Rows from a figure dataset:
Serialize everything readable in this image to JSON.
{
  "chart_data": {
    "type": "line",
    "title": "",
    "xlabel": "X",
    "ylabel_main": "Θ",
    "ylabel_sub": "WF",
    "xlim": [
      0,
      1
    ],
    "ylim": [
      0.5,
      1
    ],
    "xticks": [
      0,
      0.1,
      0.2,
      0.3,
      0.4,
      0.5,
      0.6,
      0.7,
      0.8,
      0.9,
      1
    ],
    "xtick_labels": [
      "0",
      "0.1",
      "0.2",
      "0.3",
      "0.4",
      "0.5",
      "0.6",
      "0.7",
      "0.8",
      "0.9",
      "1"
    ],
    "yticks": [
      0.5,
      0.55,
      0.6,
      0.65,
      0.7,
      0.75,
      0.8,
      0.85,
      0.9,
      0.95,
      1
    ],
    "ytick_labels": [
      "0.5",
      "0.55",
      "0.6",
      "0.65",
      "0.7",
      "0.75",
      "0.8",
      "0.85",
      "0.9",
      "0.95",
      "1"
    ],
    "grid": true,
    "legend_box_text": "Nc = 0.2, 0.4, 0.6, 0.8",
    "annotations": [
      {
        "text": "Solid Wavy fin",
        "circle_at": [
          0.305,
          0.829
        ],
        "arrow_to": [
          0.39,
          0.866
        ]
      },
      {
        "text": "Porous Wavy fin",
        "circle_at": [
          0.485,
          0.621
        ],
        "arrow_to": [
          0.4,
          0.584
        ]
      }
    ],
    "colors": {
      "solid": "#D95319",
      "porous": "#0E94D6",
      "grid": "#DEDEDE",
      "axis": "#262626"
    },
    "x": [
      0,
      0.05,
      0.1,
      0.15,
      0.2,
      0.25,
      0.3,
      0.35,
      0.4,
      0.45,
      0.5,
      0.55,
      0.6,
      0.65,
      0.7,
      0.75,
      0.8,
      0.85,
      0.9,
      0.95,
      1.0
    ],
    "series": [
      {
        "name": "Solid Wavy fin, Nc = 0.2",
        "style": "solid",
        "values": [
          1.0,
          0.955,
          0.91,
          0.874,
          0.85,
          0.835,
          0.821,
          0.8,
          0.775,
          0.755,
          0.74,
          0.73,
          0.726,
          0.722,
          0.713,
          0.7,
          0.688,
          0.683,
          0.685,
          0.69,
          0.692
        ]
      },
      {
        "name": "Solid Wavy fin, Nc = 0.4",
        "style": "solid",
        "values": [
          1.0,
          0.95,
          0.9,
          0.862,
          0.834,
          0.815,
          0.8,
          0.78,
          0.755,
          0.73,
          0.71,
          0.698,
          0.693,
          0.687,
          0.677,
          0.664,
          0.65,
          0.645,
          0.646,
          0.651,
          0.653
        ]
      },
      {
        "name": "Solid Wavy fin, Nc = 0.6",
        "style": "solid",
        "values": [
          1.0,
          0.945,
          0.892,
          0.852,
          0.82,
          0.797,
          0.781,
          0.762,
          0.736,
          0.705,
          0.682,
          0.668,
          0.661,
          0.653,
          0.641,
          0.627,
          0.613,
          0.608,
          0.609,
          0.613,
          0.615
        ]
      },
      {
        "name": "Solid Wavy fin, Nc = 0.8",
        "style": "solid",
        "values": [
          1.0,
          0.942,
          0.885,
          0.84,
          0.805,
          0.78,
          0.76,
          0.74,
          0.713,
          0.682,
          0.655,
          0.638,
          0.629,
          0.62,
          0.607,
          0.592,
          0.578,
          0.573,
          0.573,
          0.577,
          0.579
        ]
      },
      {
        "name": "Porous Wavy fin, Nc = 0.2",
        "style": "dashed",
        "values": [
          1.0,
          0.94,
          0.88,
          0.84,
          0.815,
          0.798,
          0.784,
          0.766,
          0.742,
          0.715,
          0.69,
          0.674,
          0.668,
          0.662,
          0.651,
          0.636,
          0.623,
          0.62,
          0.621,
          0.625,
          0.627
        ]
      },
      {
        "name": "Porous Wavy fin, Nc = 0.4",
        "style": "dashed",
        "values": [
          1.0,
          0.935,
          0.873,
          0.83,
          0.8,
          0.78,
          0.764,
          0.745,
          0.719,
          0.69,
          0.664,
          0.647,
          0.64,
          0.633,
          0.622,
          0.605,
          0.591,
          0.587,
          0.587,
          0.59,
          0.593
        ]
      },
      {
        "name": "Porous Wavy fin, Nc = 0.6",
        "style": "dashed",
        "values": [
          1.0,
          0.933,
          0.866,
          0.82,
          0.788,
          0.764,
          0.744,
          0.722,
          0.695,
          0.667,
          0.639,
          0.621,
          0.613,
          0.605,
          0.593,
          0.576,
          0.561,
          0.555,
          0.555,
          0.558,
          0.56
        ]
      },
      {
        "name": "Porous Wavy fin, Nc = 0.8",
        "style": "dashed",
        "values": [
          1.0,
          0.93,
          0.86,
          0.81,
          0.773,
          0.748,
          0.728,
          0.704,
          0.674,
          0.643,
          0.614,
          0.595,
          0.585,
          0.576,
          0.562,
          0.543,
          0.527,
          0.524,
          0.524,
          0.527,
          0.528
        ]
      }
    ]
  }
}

Written request: Every record shown above must be echoed exactly.

Response to this task:
Serialize everything readable in this image to JSON.
{
  "chart_data": {
    "type": "line",
    "title": "",
    "xlabel": "X",
    "ylabel_main": "Θ",
    "ylabel_sub": "WF",
    "xlim": [
      0,
      1
    ],
    "ylim": [
      0.5,
      1
    ],
    "xticks": [
      0,
      0.1,
      0.2,
      0.3,
      0.4,
      0.5,
      0.6,
      0.7,
      0.8,
      0.9,
      1
    ],
    "xtick_labels": [
      "0",
      "0.1",
      "0.2",
      "0.3",
      "0.4",
      "0.5",
      "0.6",
      "0.7",
      "0.8",
      "0.9",
      "1"
    ],
    "yticks": [
      0.5,
      0.55,
      0.6,
      0.65,
      0.7,
      0.75,
      0.8,
      0.85,
      0.9,
      0.95,
      1
    ],
    "ytick_labels": [
      "0.5",
      "0.55",
      "0.6",
      "0.65",
      "0.7",
      "0.75",
      "0.8",
      "0.85",
      "0.9",
      "0.95",
      "1"
    ],
    "grid": true,
    "legend_box_text": "Nc = 0.2, 0.4, 0.6, 0.8",
    "annotations": [
      {
        "text": "Solid Wavy fin",
        "circle_at": [
          0.305,
          0.829
        ],
        "arrow_to": [
          0.39,
          0.866
        ]
      },
      {
        "text": "Porous Wavy fin",
        "circle_at": [
          0.485,
          0.621
        ],
        "arrow_to": [
          0.4,
          0.584
        ]
      }
    ],
    "colors": {
      "solid": "#D95319",
      "porous": "#0E94D6",
      "grid": "#DEDEDE",
      "axis": "#262626"
    },
    "x": [
      0,
      0.05,
      0.1,
      0.15,
      0.2,
      0.25,
      0.3,
      0.35,
      0.4,
      0.45,
      0.5,
      0.55,
      0.6,
      0.65,
      0.7,
      0.75,
      0.8,
      0.85,
      0.9,
      0.95,
      1.0
    ],
    "series": [
      {
        "name": "Solid Wavy fin, Nc = 0.2",
        "style": "solid",
        "values": [
          1.0,
          0.955,
          0.91,
          0.874,
          0.85,
          0.835,
          0.821,
          0.8,
          0.775,
          0.755,
          0.74,
          0.73,
          0.726,
          0.722,
          0.713,
          0.7,
          0.688,
          0.683,
          0.685,
          0.69,
          0.692
        ]
      },
      {
        "name": "Solid Wavy fin, Nc = 0.4",
        "style": "solid",
        "values": [
          1.0,
          0.95,
          0.9,
          0.862,
          0.834,
          0.815,
          0.8,
          0.78,
          0.755,
          0.73,
          0.71,
          0.698,
          0.693,
          0.687,
          0.677,
          0.664,
          0.65,
          0.645,
          0.646,
          0.651,
          0.653
        ]
      },
      {
        "name": "Solid Wavy fin, Nc = 0.6",
        "style": "solid",
        "values": [
          1.0,
          0.945,
          0.892,
          0.852,
          0.82,
          0.797,
          0.781,
          0.762,
          0.736,
          0.705,
          0.682,
          0.668,
          0.661,
          0.653,
          0.641,
          0.627,
          0.613,
          0.608,
          0.609,
          0.613,
          0.615
        ]
      },
      {
        "name": "Solid Wavy fin, Nc = 0.8",
        "style": "solid",
        "values": [
          1.0,
          0.942,
          0.885,
          0.84,
          0.805,
          0.78,
          0.76,
          0.74,
          0.713,
          0.682,
          0.655,
          0.638,
          0.629,
          0.62,
          0.607,
          0.592,
          0.578,
          0.573,
          0.573,
          0.577,
          0.579
        ]
      },
      {
        "name": "Porous Wavy fin, Nc = 0.2",
        "style": "dashed",
        "values": [
          1.0,
          0.94,
          0.88,
          0.84,
          0.815,
          0.798,
          0.784,
          0.766,
          0.742,
          0.715,
          0.69,
          0.674,
          0.668,
          0.662,
          0.651,
          0.636,
          0.623,
          0.62,
          0.621,
          0.625,
          0.627
        ]
      },
      {
        "name": "Porous Wavy fin, Nc = 0.4",
        "style": "dashed",
        "values": [
          1.0,
          0.935,
          0.873,
          0.83,
          0.8,
          0.78,
          0.764,
          0.745,
          0.719,
          0.69,
          0.664,
          0.647,
          0.64,
          0.633,
          0.622,
          0.605,
          0.591,
          0.587,
          0.587,
          0.59,
          0.593
        ]
      },
      {
        "name": "Porous Wavy fin, Nc = 0.6",
        "style": "dashed",
        "values": [
          1.0,
          0.933,
          0.866,
          0.82,
          0.788,
          0.764,
          0.744,
          0.722,
          0.695,
          0.667,
          0.639,
          0.621,
          0.613,
          0.605,
          0.593,
          0.576,
          0.561,
          0.555,
          0.555,
          0.558,
          0.56
        ]
      },
      {
        "name": "Porous Wavy fin, Nc = 0.8",
        "style": "dashed",
        "values": [
          1.0,
          0.93,
          0.86,
          0.81,
          0.773,
          0.748,
          0.728,
          0.704,
          0.674,
          0.643,
          0.614,
          0.595,
          0.585,
          0.576,
          0.562,
          0.543,
          0.527,
          0.524,
          0.524,
          0.527,
          0.528
        ]
      }
    ]
  }
}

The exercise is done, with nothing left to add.